Aim of the exercise —
Find each line holding "Observed" and copy it out.

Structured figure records
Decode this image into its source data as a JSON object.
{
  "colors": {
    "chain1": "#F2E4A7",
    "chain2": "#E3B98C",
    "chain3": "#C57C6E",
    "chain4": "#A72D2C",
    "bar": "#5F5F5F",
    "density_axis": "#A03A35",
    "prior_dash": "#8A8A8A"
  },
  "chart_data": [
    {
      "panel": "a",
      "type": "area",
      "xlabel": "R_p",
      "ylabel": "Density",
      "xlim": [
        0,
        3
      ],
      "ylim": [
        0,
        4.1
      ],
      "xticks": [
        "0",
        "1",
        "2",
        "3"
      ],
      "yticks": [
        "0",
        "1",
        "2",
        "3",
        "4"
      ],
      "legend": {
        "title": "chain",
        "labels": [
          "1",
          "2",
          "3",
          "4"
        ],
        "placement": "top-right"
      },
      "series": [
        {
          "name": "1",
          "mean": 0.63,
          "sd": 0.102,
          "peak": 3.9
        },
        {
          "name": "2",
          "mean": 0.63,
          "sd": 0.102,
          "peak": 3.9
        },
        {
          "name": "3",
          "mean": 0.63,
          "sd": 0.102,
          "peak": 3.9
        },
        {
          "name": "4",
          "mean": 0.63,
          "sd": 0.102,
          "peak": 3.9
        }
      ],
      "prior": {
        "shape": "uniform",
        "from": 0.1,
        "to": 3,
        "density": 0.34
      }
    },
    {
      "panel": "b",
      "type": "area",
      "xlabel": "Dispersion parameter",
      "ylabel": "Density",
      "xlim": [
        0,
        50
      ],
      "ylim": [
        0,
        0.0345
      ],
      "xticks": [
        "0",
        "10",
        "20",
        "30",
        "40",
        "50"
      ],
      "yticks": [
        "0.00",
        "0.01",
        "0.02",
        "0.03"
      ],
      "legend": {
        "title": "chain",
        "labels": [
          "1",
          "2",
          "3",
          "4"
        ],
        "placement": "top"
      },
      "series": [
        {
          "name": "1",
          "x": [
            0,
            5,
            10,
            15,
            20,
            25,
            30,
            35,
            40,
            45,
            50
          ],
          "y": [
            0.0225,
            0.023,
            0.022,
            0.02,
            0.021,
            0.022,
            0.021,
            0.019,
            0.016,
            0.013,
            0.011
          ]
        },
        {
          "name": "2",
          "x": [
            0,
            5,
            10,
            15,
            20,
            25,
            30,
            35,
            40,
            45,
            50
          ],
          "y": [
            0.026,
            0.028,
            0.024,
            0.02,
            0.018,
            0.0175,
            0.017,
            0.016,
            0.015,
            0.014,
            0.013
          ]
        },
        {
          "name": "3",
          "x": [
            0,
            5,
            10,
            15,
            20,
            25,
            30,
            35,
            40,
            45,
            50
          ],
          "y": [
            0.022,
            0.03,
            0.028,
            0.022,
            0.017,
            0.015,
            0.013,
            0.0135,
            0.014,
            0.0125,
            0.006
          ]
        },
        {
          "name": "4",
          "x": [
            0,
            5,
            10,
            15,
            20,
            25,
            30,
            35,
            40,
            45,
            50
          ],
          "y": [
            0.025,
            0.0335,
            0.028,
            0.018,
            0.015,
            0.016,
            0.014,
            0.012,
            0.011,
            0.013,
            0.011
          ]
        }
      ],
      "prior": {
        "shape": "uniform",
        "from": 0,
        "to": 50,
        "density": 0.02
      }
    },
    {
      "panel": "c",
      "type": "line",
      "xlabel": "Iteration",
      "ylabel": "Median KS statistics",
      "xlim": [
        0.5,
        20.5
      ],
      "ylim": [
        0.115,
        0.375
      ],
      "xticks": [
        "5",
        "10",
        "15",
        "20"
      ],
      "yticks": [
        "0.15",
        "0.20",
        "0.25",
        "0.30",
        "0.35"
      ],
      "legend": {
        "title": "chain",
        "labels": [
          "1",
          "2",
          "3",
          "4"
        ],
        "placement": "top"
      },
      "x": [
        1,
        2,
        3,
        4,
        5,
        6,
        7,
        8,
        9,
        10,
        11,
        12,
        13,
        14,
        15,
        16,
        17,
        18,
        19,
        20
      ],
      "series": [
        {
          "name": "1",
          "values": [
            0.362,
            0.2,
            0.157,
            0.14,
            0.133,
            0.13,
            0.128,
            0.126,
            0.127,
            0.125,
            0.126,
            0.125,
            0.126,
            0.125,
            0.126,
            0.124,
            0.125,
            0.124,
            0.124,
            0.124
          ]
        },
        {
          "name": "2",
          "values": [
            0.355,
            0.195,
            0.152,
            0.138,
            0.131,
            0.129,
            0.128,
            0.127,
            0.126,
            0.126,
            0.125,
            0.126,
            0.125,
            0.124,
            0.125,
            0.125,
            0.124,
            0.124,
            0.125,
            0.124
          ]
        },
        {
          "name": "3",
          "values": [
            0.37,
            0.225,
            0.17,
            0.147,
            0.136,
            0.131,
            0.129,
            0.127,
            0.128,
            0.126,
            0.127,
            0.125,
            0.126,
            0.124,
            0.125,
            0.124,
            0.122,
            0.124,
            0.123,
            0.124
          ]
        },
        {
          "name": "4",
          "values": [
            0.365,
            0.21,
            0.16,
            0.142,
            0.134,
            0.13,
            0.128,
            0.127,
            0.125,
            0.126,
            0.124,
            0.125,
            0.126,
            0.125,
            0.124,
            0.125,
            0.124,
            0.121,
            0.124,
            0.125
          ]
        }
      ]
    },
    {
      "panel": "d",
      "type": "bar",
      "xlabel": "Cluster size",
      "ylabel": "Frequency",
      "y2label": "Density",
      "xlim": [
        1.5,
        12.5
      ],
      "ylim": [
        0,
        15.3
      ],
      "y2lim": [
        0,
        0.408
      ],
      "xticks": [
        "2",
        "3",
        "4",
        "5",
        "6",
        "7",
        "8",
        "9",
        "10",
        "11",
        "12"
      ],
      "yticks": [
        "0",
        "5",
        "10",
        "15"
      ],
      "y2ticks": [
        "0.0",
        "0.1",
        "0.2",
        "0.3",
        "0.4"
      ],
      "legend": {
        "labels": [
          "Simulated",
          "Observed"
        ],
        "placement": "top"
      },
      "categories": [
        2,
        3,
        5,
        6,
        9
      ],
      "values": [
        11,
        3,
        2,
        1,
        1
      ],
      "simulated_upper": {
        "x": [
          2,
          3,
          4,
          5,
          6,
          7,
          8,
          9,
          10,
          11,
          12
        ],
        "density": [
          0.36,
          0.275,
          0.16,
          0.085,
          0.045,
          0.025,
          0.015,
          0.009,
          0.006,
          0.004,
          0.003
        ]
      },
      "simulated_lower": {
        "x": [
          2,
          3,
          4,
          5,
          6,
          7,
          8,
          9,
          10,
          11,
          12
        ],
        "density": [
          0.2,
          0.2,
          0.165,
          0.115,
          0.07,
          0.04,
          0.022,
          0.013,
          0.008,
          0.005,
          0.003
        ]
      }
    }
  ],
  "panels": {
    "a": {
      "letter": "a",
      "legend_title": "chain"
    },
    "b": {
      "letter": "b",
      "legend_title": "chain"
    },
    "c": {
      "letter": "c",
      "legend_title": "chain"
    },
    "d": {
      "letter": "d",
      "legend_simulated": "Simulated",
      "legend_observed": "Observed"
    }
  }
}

Answer to this task —
          "Observed"
      "legend_observed": "Observed"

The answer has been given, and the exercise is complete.